RECORDS TO PROCESS:
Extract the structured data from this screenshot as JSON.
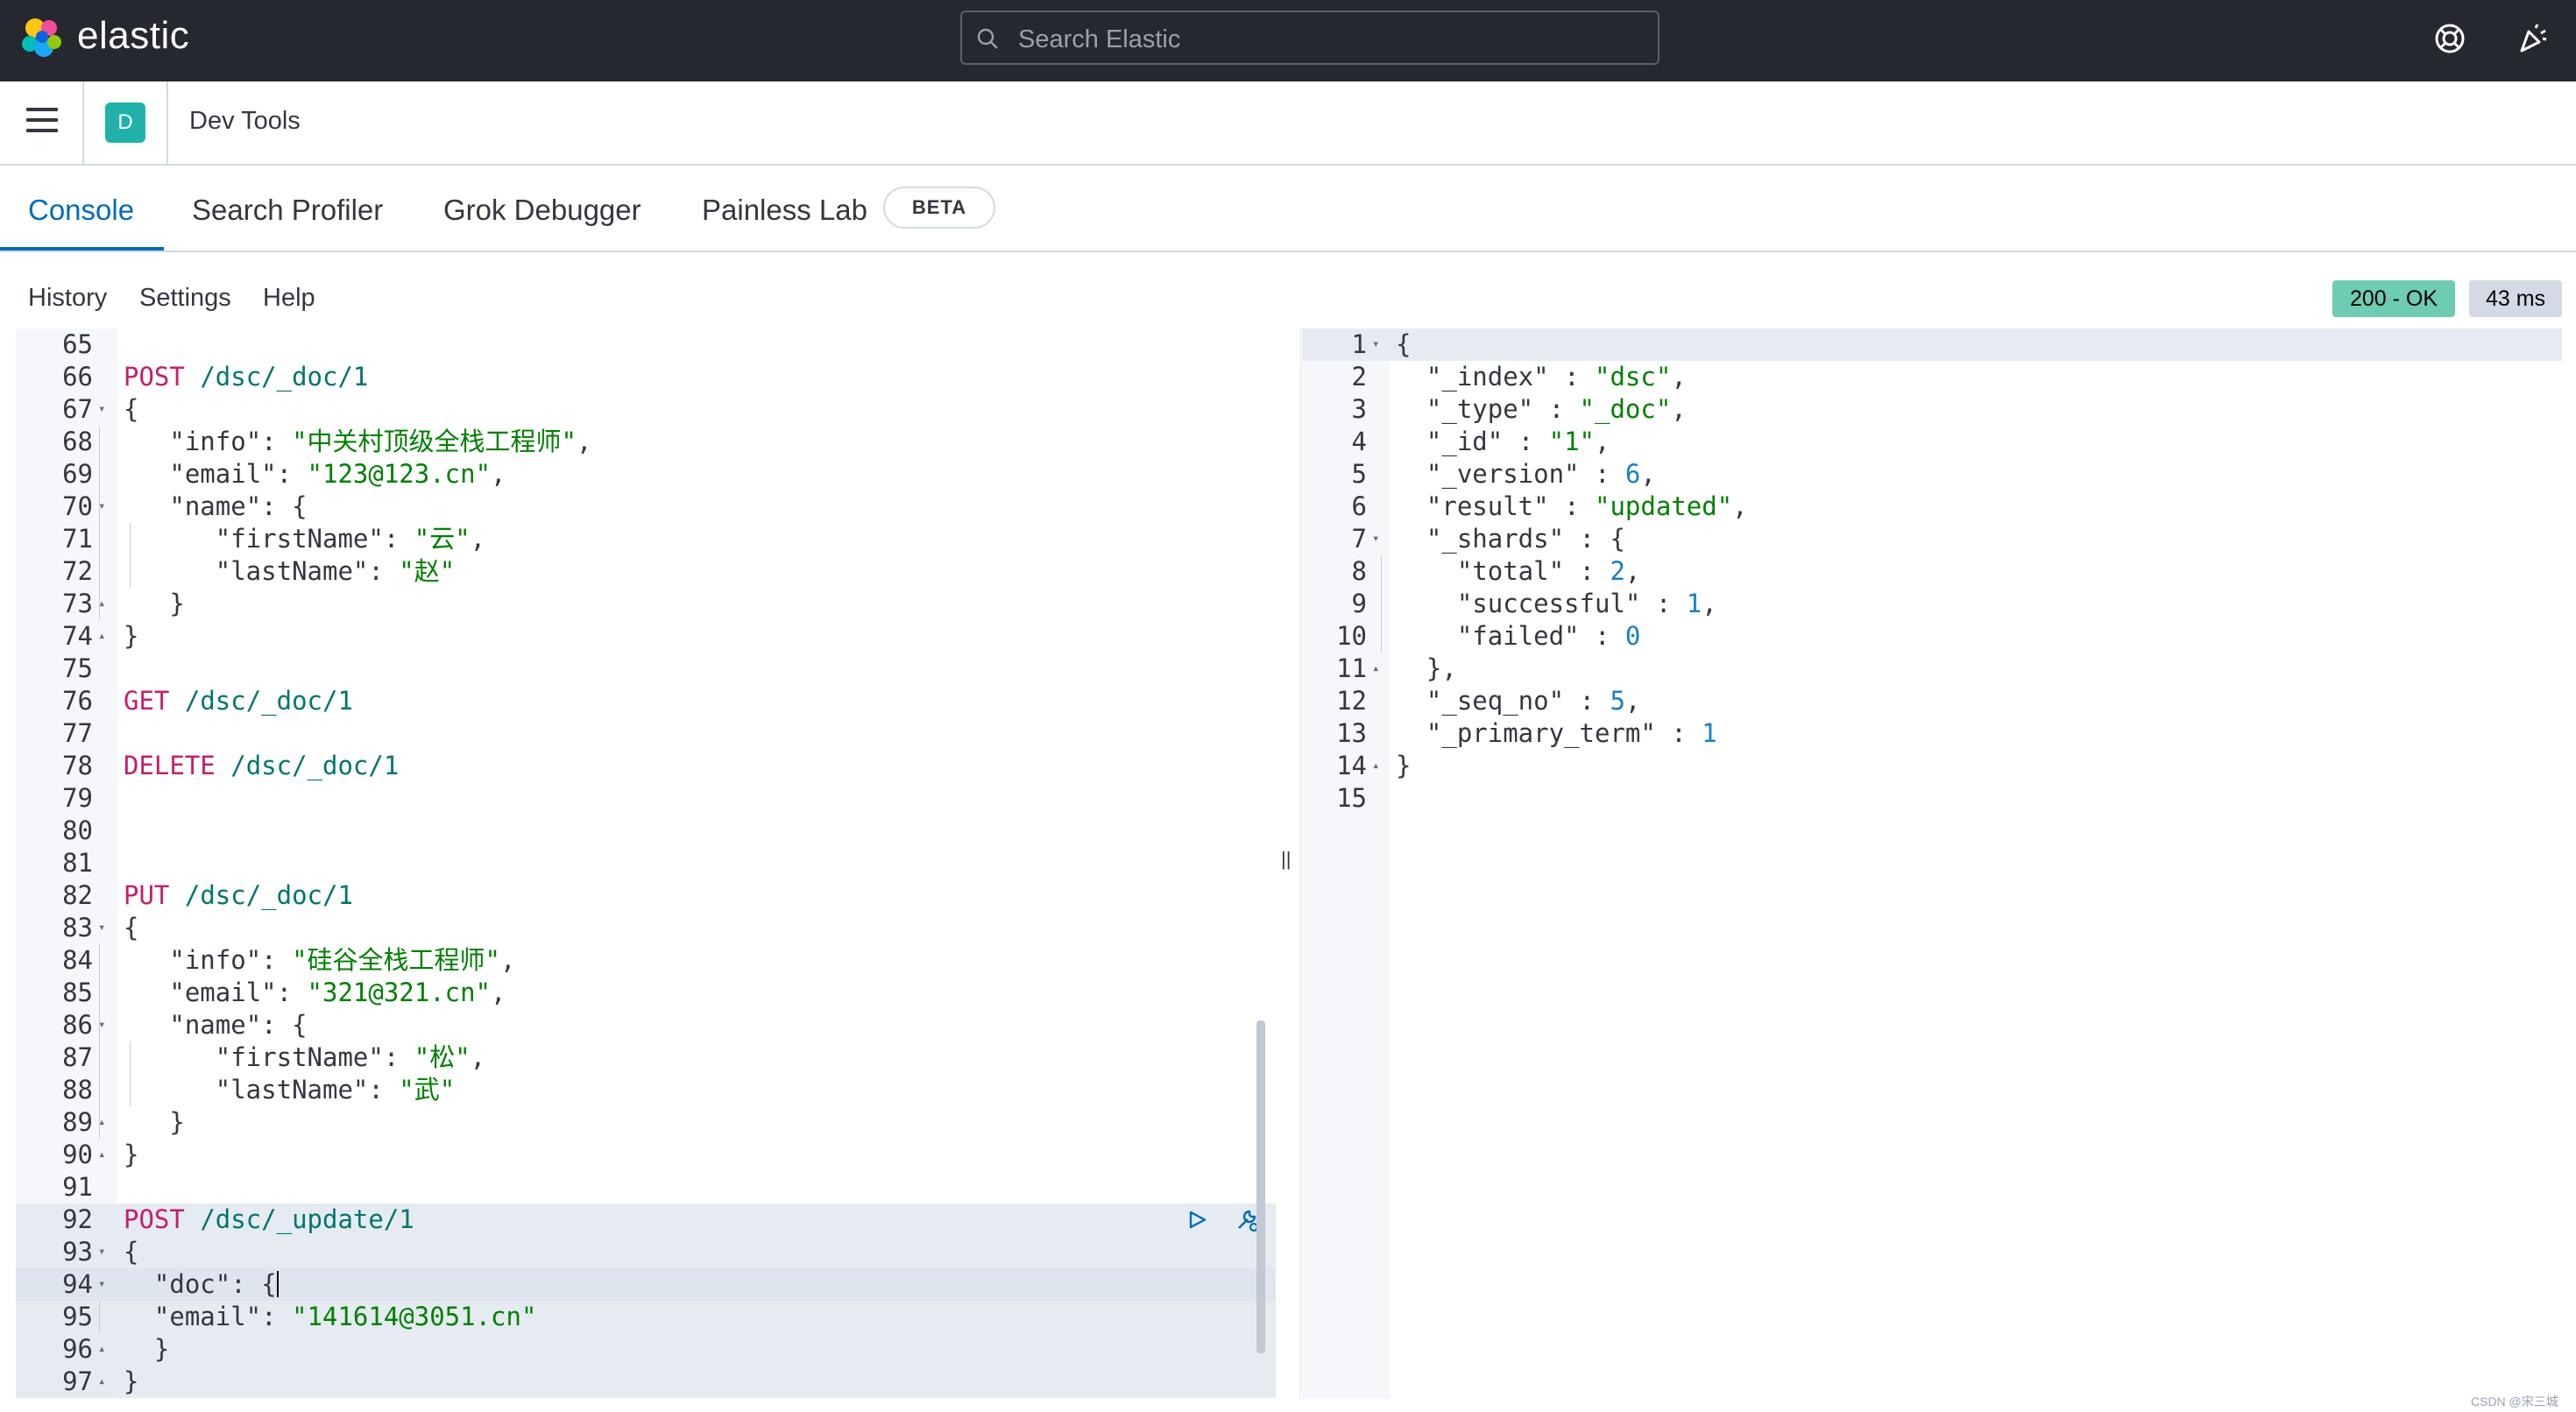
{
  "header": {
    "logo_text": "elastic",
    "search_placeholder": "Search Elastic"
  },
  "breadcrumb": {
    "space_initial": "D",
    "page": "Dev Tools"
  },
  "tabs": [
    {
      "label": "Console",
      "active": true
    },
    {
      "label": "Search Profiler",
      "active": false
    },
    {
      "label": "Grok Debugger",
      "active": false
    },
    {
      "label": "Painless Lab",
      "active": false
    }
  ],
  "beta_badge": "BETA",
  "toolbar": {
    "history": "History",
    "settings": "Settings",
    "help": "Help",
    "status": "200 - OK",
    "time": "43 ms"
  },
  "request_editor": {
    "lines": [
      {
        "n": "65",
        "fold": "",
        "tokens": []
      },
      {
        "n": "66",
        "fold": "",
        "tokens": [
          [
            "m",
            "POST"
          ],
          [
            "d",
            " "
          ],
          [
            "u",
            "/dsc/_doc/1"
          ]
        ]
      },
      {
        "n": "67",
        "fold": "▾",
        "tokens": [
          [
            "d",
            "{"
          ]
        ]
      },
      {
        "n": "68",
        "fold": "",
        "indent": 1,
        "tokens": [
          [
            "k",
            "\"info\""
          ],
          [
            "d",
            ": "
          ],
          [
            "s",
            "\"中关村顶级全栈工程师\""
          ],
          [
            "d",
            ","
          ]
        ]
      },
      {
        "n": "69",
        "fold": "",
        "indent": 1,
        "tokens": [
          [
            "k",
            "\"email\""
          ],
          [
            "d",
            ": "
          ],
          [
            "s",
            "\"123@123.cn\""
          ],
          [
            "d",
            ","
          ]
        ]
      },
      {
        "n": "70",
        "fold": "▾",
        "indent": 1,
        "tokens": [
          [
            "k",
            "\"name\""
          ],
          [
            "d",
            ": {"
          ]
        ]
      },
      {
        "n": "71",
        "fold": "",
        "indent": 2,
        "tokens": [
          [
            "k",
            "\"firstName\""
          ],
          [
            "d",
            ": "
          ],
          [
            "s",
            "\"云\""
          ],
          [
            "d",
            ","
          ]
        ]
      },
      {
        "n": "72",
        "fold": "",
        "indent": 2,
        "tokens": [
          [
            "k",
            "\"lastName\""
          ],
          [
            "d",
            ": "
          ],
          [
            "s",
            "\"赵\""
          ]
        ]
      },
      {
        "n": "73",
        "fold": "▴",
        "indent": 1,
        "tokens": [
          [
            "d",
            "}"
          ]
        ]
      },
      {
        "n": "74",
        "fold": "▴",
        "tokens": [
          [
            "d",
            "}"
          ]
        ]
      },
      {
        "n": "75",
        "fold": "",
        "tokens": []
      },
      {
        "n": "76",
        "fold": "",
        "tokens": [
          [
            "m",
            "GET"
          ],
          [
            "d",
            " "
          ],
          [
            "u",
            "/dsc/_doc/1"
          ]
        ]
      },
      {
        "n": "77",
        "fold": "",
        "tokens": []
      },
      {
        "n": "78",
        "fold": "",
        "tokens": [
          [
            "m",
            "DELETE"
          ],
          [
            "d",
            " "
          ],
          [
            "u",
            "/dsc/_doc/1"
          ]
        ]
      },
      {
        "n": "79",
        "fold": "",
        "tokens": []
      },
      {
        "n": "80",
        "fold": "",
        "tokens": []
      },
      {
        "n": "81",
        "fold": "",
        "tokens": []
      },
      {
        "n": "82",
        "fold": "",
        "tokens": [
          [
            "m",
            "PUT"
          ],
          [
            "d",
            " "
          ],
          [
            "u",
            "/dsc/_doc/1"
          ]
        ]
      },
      {
        "n": "83",
        "fold": "▾",
        "tokens": [
          [
            "d",
            "{"
          ]
        ]
      },
      {
        "n": "84",
        "fold": "",
        "indent": 1,
        "tokens": [
          [
            "k",
            "\"info\""
          ],
          [
            "d",
            ": "
          ],
          [
            "s",
            "\"硅谷全栈工程师\""
          ],
          [
            "d",
            ","
          ]
        ]
      },
      {
        "n": "85",
        "fold": "",
        "indent": 1,
        "tokens": [
          [
            "k",
            "\"email\""
          ],
          [
            "d",
            ": "
          ],
          [
            "s",
            "\"321@321.cn\""
          ],
          [
            "d",
            ","
          ]
        ]
      },
      {
        "n": "86",
        "fold": "▾",
        "indent": 1,
        "tokens": [
          [
            "k",
            "\"name\""
          ],
          [
            "d",
            ": {"
          ]
        ]
      },
      {
        "n": "87",
        "fold": "",
        "indent": 2,
        "tokens": [
          [
            "k",
            "\"firstName\""
          ],
          [
            "d",
            ": "
          ],
          [
            "s",
            "\"松\""
          ],
          [
            "d",
            ","
          ]
        ]
      },
      {
        "n": "88",
        "fold": "",
        "indent": 2,
        "tokens": [
          [
            "k",
            "\"lastName\""
          ],
          [
            "d",
            ": "
          ],
          [
            "s",
            "\"武\""
          ]
        ]
      },
      {
        "n": "89",
        "fold": "▴",
        "indent": 1,
        "tokens": [
          [
            "d",
            "}"
          ]
        ]
      },
      {
        "n": "90",
        "fold": "▴",
        "tokens": [
          [
            "d",
            "}"
          ]
        ]
      },
      {
        "n": "91",
        "fold": "",
        "tokens": []
      },
      {
        "n": "92",
        "fold": "",
        "hl": true,
        "tokens": [
          [
            "m",
            "POST"
          ],
          [
            "d",
            " "
          ],
          [
            "u",
            "/dsc/_update/1"
          ]
        ]
      },
      {
        "n": "93",
        "fold": "▾",
        "hl": true,
        "tokens": [
          [
            "d",
            "{"
          ]
        ]
      },
      {
        "n": "94",
        "fold": "▾",
        "cur": true,
        "tokens": [
          [
            "d",
            "  "
          ],
          [
            "k",
            "\"doc\""
          ],
          [
            "d",
            ": {"
          ]
        ]
      },
      {
        "n": "95",
        "fold": "",
        "hl": true,
        "indent": 1,
        "tokens": [
          [
            "d",
            "  "
          ],
          [
            "k",
            "\"email\""
          ],
          [
            "d",
            ": "
          ],
          [
            "s",
            "\"141614@3051.cn\""
          ]
        ]
      },
      {
        "n": "96",
        "fold": "▴",
        "hl": true,
        "tokens": [
          [
            "d",
            "  }"
          ]
        ]
      },
      {
        "n": "97",
        "fold": "▴",
        "hl": true,
        "tokens": [
          [
            "d",
            "}"
          ]
        ]
      }
    ]
  },
  "response_editor": {
    "lines": [
      {
        "n": "1",
        "fold": "▾",
        "hl": true,
        "tokens": [
          [
            "d",
            "{"
          ]
        ]
      },
      {
        "n": "2",
        "fold": "",
        "tokens": [
          [
            "d",
            "  "
          ],
          [
            "k",
            "\"_index\""
          ],
          [
            "d",
            " : "
          ],
          [
            "s",
            "\"dsc\""
          ],
          [
            "d",
            ","
          ]
        ]
      },
      {
        "n": "3",
        "fold": "",
        "tokens": [
          [
            "d",
            "  "
          ],
          [
            "k",
            "\"_type\""
          ],
          [
            "d",
            " : "
          ],
          [
            "s",
            "\"_doc\""
          ],
          [
            "d",
            ","
          ]
        ]
      },
      {
        "n": "4",
        "fold": "",
        "tokens": [
          [
            "d",
            "  "
          ],
          [
            "k",
            "\"_id\""
          ],
          [
            "d",
            " : "
          ],
          [
            "s",
            "\"1\""
          ],
          [
            "d",
            ","
          ]
        ]
      },
      {
        "n": "5",
        "fold": "",
        "tokens": [
          [
            "d",
            "  "
          ],
          [
            "k",
            "\"_version\""
          ],
          [
            "d",
            " : "
          ],
          [
            "n",
            "6"
          ],
          [
            "d",
            ","
          ]
        ]
      },
      {
        "n": "6",
        "fold": "",
        "tokens": [
          [
            "d",
            "  "
          ],
          [
            "k",
            "\"result\""
          ],
          [
            "d",
            " : "
          ],
          [
            "s",
            "\"updated\""
          ],
          [
            "d",
            ","
          ]
        ]
      },
      {
        "n": "7",
        "fold": "▾",
        "tokens": [
          [
            "d",
            "  "
          ],
          [
            "k",
            "\"_shards\""
          ],
          [
            "d",
            " : {"
          ]
        ]
      },
      {
        "n": "8",
        "fold": "",
        "indent": 1,
        "tokens": [
          [
            "d",
            "    "
          ],
          [
            "k",
            "\"total\""
          ],
          [
            "d",
            " : "
          ],
          [
            "n",
            "2"
          ],
          [
            "d",
            ","
          ]
        ]
      },
      {
        "n": "9",
        "fold": "",
        "indent": 1,
        "tokens": [
          [
            "d",
            "    "
          ],
          [
            "k",
            "\"successful\""
          ],
          [
            "d",
            " : "
          ],
          [
            "n",
            "1"
          ],
          [
            "d",
            ","
          ]
        ]
      },
      {
        "n": "10",
        "fold": "",
        "indent": 1,
        "tokens": [
          [
            "d",
            "    "
          ],
          [
            "k",
            "\"failed\""
          ],
          [
            "d",
            " : "
          ],
          [
            "n",
            "0"
          ]
        ]
      },
      {
        "n": "11",
        "fold": "▴",
        "tokens": [
          [
            "d",
            "  },"
          ]
        ]
      },
      {
        "n": "12",
        "fold": "",
        "tokens": [
          [
            "d",
            "  "
          ],
          [
            "k",
            "\"_seq_no\""
          ],
          [
            "d",
            " : "
          ],
          [
            "n",
            "5"
          ],
          [
            "d",
            ","
          ]
        ]
      },
      {
        "n": "13",
        "fold": "",
        "tokens": [
          [
            "d",
            "  "
          ],
          [
            "k",
            "\"_primary_term\""
          ],
          [
            "d",
            " : "
          ],
          [
            "n",
            "1"
          ]
        ]
      },
      {
        "n": "14",
        "fold": "▴",
        "tokens": [
          [
            "d",
            "}"
          ]
        ]
      },
      {
        "n": "15",
        "fold": "",
        "tokens": []
      }
    ]
  },
  "watermark": "CSDN @宋三城",
  "colors": {
    "header_bg": "#25282f",
    "accent": "#006bb8",
    "status_ok": "#6dccb1",
    "method": "#c61e6b",
    "url": "#00756c",
    "string": "#008000",
    "number": "#1a7fc1"
  }
}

PROBLEM: Identify the lines above with the word "label". Copy them.

THE OUTPUT:
      "label": "Console",
      "label": "Search Profiler",
      "label": "Grok Debugger",
      "label": "Painless Lab",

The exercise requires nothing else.